start DATA IN THIS EXERCISE
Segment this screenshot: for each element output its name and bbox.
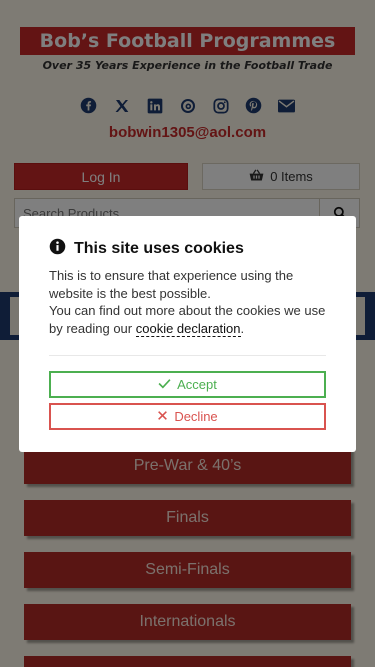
accept-label: Accept <box>177 377 217 392</box>
cookie-dialog-heading: This site uses cookies <box>74 240 244 257</box>
cookie-dialog-line2: You can find out more about the cookies … <box>49 302 332 337</box>
check-icon <box>158 377 171 392</box>
divider <box>49 355 326 356</box>
cookie-dialog: This site uses cookies This is to ensure… <box>19 216 356 452</box>
cookie-dialog-line1: This is to ensure that experience using … <box>49 268 294 301</box>
cookie-dialog-text: This is to ensure that experience using … <box>49 267 332 337</box>
close-icon <box>157 409 168 424</box>
accept-button[interactable]: Accept <box>49 371 326 398</box>
cookie-dialog-title: This site uses cookies <box>49 238 244 260</box>
decline-label: Decline <box>174 409 218 424</box>
decline-button[interactable]: Decline <box>49 403 326 430</box>
cookie-dialog-line2-suffix: . <box>240 320 245 336</box>
cookie-declaration-link[interactable]: cookie declaration <box>135 320 241 337</box>
info-icon <box>49 238 66 260</box>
end DATA IN THIS EXERCISE
Copy the records above word for word, without reproducing the pictures in your answer.

◆ SOLUTION:
Segment this screenshot: for each element output its name and bbox.
accept-label: Accept <box>177 377 217 392</box>
cookie-dialog-heading: This site uses cookies <box>74 240 244 257</box>
cookie-dialog-line2: You can find out more about the cookies … <box>49 302 332 337</box>
check-icon <box>158 377 171 392</box>
divider <box>49 355 326 356</box>
cookie-dialog: This site uses cookies This is to ensure… <box>19 216 356 452</box>
cookie-dialog-line1: This is to ensure that experience using … <box>49 268 294 301</box>
cookie-dialog-text: This is to ensure that experience using … <box>49 267 332 337</box>
close-icon <box>157 409 168 424</box>
accept-button[interactable]: Accept <box>49 371 326 398</box>
cookie-dialog-title: This site uses cookies <box>49 238 244 260</box>
decline-label: Decline <box>174 409 218 424</box>
decline-button[interactable]: Decline <box>49 403 326 430</box>
cookie-dialog-line2-suffix: . <box>240 320 245 336</box>
cookie-declaration-link[interactable]: cookie declaration <box>135 320 241 337</box>
info-icon <box>49 238 66 260</box>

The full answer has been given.